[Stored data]
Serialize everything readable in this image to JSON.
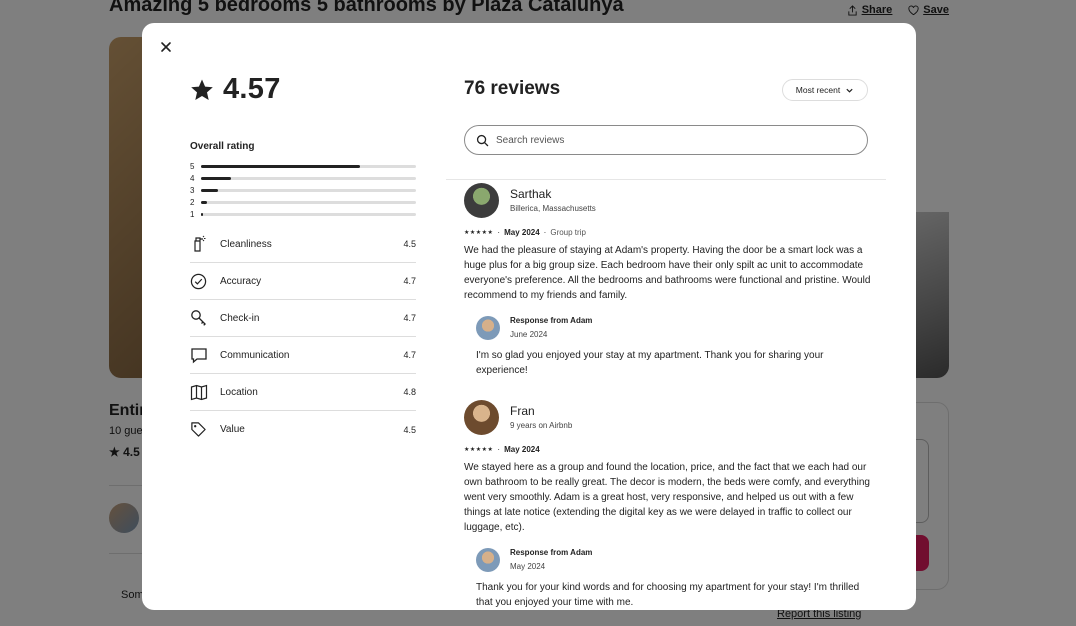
{
  "background": {
    "listing_title": "Amazing 5 bedrooms 5 bathrooms by Plaza Catalunya",
    "share_label": "Share",
    "save_label": "Save",
    "entire_text": "Entir",
    "guests_text": "10 gue",
    "rating_text": "4.5",
    "some_text": "Som",
    "report_label": "Report this listing"
  },
  "modal": {
    "overall_score": "4.57",
    "overall_label": "Overall rating",
    "distribution": [
      {
        "stars": "5",
        "fraction": 0.74
      },
      {
        "stars": "4",
        "fraction": 0.14
      },
      {
        "stars": "3",
        "fraction": 0.08
      },
      {
        "stars": "2",
        "fraction": 0.03
      },
      {
        "stars": "1",
        "fraction": 0.01
      }
    ],
    "categories": [
      {
        "icon": "spray-bottle-icon",
        "label": "Cleanliness",
        "value": "4.5"
      },
      {
        "icon": "check-circle-icon",
        "label": "Accuracy",
        "value": "4.7"
      },
      {
        "icon": "key-icon",
        "label": "Check-in",
        "value": "4.7"
      },
      {
        "icon": "chat-bubble-icon",
        "label": "Communication",
        "value": "4.7"
      },
      {
        "icon": "map-icon",
        "label": "Location",
        "value": "4.8"
      },
      {
        "icon": "tag-icon",
        "label": "Value",
        "value": "4.5"
      }
    ],
    "reviews_count": "76 reviews",
    "sort_label": "Most recent",
    "search_placeholder": "Search reviews",
    "reviews": [
      {
        "name": "Sarthak",
        "location": "Billerica, Massachusetts",
        "stars": "★★★★★",
        "date": "May 2024",
        "trip": "Group trip",
        "text": "We had the pleasure of staying at Adam's property. Having the door be a smart lock was a huge plus for a big group size. Each bedroom have their only spilt ac unit to accommodate everyone's preference. All the bedrooms and bathrooms were functional and pristine. Would recommend to my friends and family.",
        "response_from": "Response from Adam",
        "response_date": "June 2024",
        "response_text": "I'm so glad you enjoyed your stay at my apartment. Thank you for sharing your experience!"
      },
      {
        "name": "Fran",
        "location": "9 years on Airbnb",
        "stars": "★★★★★",
        "date": "May 2024",
        "trip": "",
        "text": "We stayed here as a group and found the location, price, and the fact that we each had our own bathroom to be really great. The decor is modern, the beds were comfy, and everything went very smoothly. Adam is a great host, very responsive, and helped us out with a few things at late notice (extending the digital key as we were delayed in traffic to collect our luggage, etc).",
        "response_from": "Response from Adam",
        "response_date": "May 2024",
        "response_text": "Thank you for your kind words and for choosing my apartment for your stay! I'm thrilled that you enjoyed your time with me."
      }
    ]
  }
}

Exercise instructions: Images must not appear in the copy; reproduce everything else in the records verbatim.

Task output:
Serialize everything readable in this image to JSON.
{
  "background": {
    "listing_title": "Amazing 5 bedrooms 5 bathrooms by Plaza Catalunya",
    "share_label": "Share",
    "save_label": "Save",
    "entire_text": "Entir",
    "guests_text": "10 gue",
    "rating_text": "4.5",
    "some_text": "Som",
    "report_label": "Report this listing"
  },
  "modal": {
    "overall_score": "4.57",
    "overall_label": "Overall rating",
    "distribution": [
      {
        "stars": "5",
        "fraction": 0.74
      },
      {
        "stars": "4",
        "fraction": 0.14
      },
      {
        "stars": "3",
        "fraction": 0.08
      },
      {
        "stars": "2",
        "fraction": 0.03
      },
      {
        "stars": "1",
        "fraction": 0.01
      }
    ],
    "categories": [
      {
        "icon": "spray-bottle-icon",
        "label": "Cleanliness",
        "value": "4.5"
      },
      {
        "icon": "check-circle-icon",
        "label": "Accuracy",
        "value": "4.7"
      },
      {
        "icon": "key-icon",
        "label": "Check-in",
        "value": "4.7"
      },
      {
        "icon": "chat-bubble-icon",
        "label": "Communication",
        "value": "4.7"
      },
      {
        "icon": "map-icon",
        "label": "Location",
        "value": "4.8"
      },
      {
        "icon": "tag-icon",
        "label": "Value",
        "value": "4.5"
      }
    ],
    "reviews_count": "76 reviews",
    "sort_label": "Most recent",
    "search_placeholder": "Search reviews",
    "reviews": [
      {
        "name": "Sarthak",
        "location": "Billerica, Massachusetts",
        "stars": "★★★★★",
        "date": "May 2024",
        "trip": "Group trip",
        "text": "We had the pleasure of staying at Adam's property. Having the door be a smart lock was a huge plus for a big group size. Each bedroom have their only spilt ac unit to accommodate everyone's preference. All the bedrooms and bathrooms were functional and pristine. Would recommend to my friends and family.",
        "response_from": "Response from Adam",
        "response_date": "June 2024",
        "response_text": "I'm so glad you enjoyed your stay at my apartment. Thank you for sharing your experience!"
      },
      {
        "name": "Fran",
        "location": "9 years on Airbnb",
        "stars": "★★★★★",
        "date": "May 2024",
        "trip": "",
        "text": "We stayed here as a group and found the location, price, and the fact that we each had our own bathroom to be really great. The decor is modern, the beds were comfy, and everything went very smoothly. Adam is a great host, very responsive, and helped us out with a few things at late notice (extending the digital key as we were delayed in traffic to collect our luggage, etc).",
        "response_from": "Response from Adam",
        "response_date": "May 2024",
        "response_text": "Thank you for your kind words and for choosing my apartment for your stay! I'm thrilled that you enjoyed your time with me."
      }
    ]
  }
}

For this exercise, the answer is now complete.